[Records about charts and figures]
• • •
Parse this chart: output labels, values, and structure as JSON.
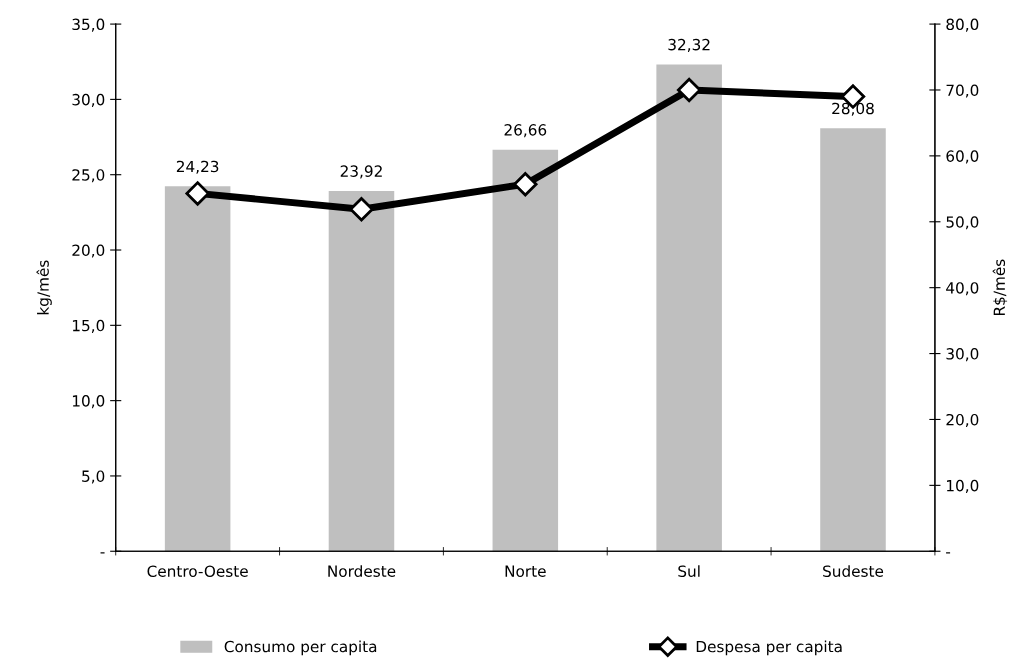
{
  "chart_data": {
    "type": "bar",
    "ylabel": "kg/mês",
    "y2label": "R$/mês",
    "categories": [
      "Centro-Oeste",
      "Nordeste",
      "Norte",
      "Sul",
      "Sudeste"
    ],
    "series": [
      {
        "name": "Consumo per capita",
        "color": "#bfbfbf",
        "values": [
          24.23,
          23.92,
          26.66,
          32.32,
          28.08
        ],
        "value_labels": [
          "24,23",
          "23,92",
          "26,66",
          "32,32",
          "28,08"
        ]
      },
      {
        "name": "Despesa per capita",
        "type": "line",
        "axis": "y2",
        "color": "#000000",
        "marker": "diamond",
        "values": [
          54.3,
          51.9,
          55.7,
          70.0,
          69.0
        ]
      }
    ],
    "ylim": [
      0,
      35
    ],
    "yticks": [
      {
        "value": 0,
        "label": "-"
      },
      {
        "value": 5,
        "label": "5,0"
      },
      {
        "value": 10,
        "label": "10,0"
      },
      {
        "value": 15,
        "label": "15,0"
      },
      {
        "value": 20,
        "label": "20,0"
      },
      {
        "value": 25,
        "label": "25,0"
      },
      {
        "value": 30,
        "label": "30,0"
      },
      {
        "value": 35,
        "label": "35,0"
      }
    ],
    "y2lim": [
      0,
      80
    ],
    "y2ticks": [
      {
        "value": 0,
        "label": "-"
      },
      {
        "value": 10,
        "label": "10,0"
      },
      {
        "value": 20,
        "label": "20,0"
      },
      {
        "value": 30,
        "label": "30,0"
      },
      {
        "value": 40,
        "label": "40,0"
      },
      {
        "value": 50,
        "label": "50,0"
      },
      {
        "value": 60,
        "label": "60,0"
      },
      {
        "value": 70,
        "label": "70,0"
      },
      {
        "value": 80,
        "label": "80,0"
      }
    ],
    "grid": false,
    "legend": "bottom"
  }
}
• • •
Set down the complete material exactly, but do not include the images.

Parse this chart: output labels, values, and structure as JSON.
{
  "chart_data": {
    "type": "bar",
    "ylabel": "kg/mês",
    "y2label": "R$/mês",
    "categories": [
      "Centro-Oeste",
      "Nordeste",
      "Norte",
      "Sul",
      "Sudeste"
    ],
    "series": [
      {
        "name": "Consumo per capita",
        "color": "#bfbfbf",
        "values": [
          24.23,
          23.92,
          26.66,
          32.32,
          28.08
        ],
        "value_labels": [
          "24,23",
          "23,92",
          "26,66",
          "32,32",
          "28,08"
        ]
      },
      {
        "name": "Despesa per capita",
        "type": "line",
        "axis": "y2",
        "color": "#000000",
        "marker": "diamond",
        "values": [
          54.3,
          51.9,
          55.7,
          70.0,
          69.0
        ]
      }
    ],
    "ylim": [
      0,
      35
    ],
    "yticks": [
      {
        "value": 0,
        "label": "-"
      },
      {
        "value": 5,
        "label": "5,0"
      },
      {
        "value": 10,
        "label": "10,0"
      },
      {
        "value": 15,
        "label": "15,0"
      },
      {
        "value": 20,
        "label": "20,0"
      },
      {
        "value": 25,
        "label": "25,0"
      },
      {
        "value": 30,
        "label": "30,0"
      },
      {
        "value": 35,
        "label": "35,0"
      }
    ],
    "y2lim": [
      0,
      80
    ],
    "y2ticks": [
      {
        "value": 0,
        "label": "-"
      },
      {
        "value": 10,
        "label": "10,0"
      },
      {
        "value": 20,
        "label": "20,0"
      },
      {
        "value": 30,
        "label": "30,0"
      },
      {
        "value": 40,
        "label": "40,0"
      },
      {
        "value": 50,
        "label": "50,0"
      },
      {
        "value": 60,
        "label": "60,0"
      },
      {
        "value": 70,
        "label": "70,0"
      },
      {
        "value": 80,
        "label": "80,0"
      }
    ],
    "grid": false,
    "legend": "bottom"
  }
}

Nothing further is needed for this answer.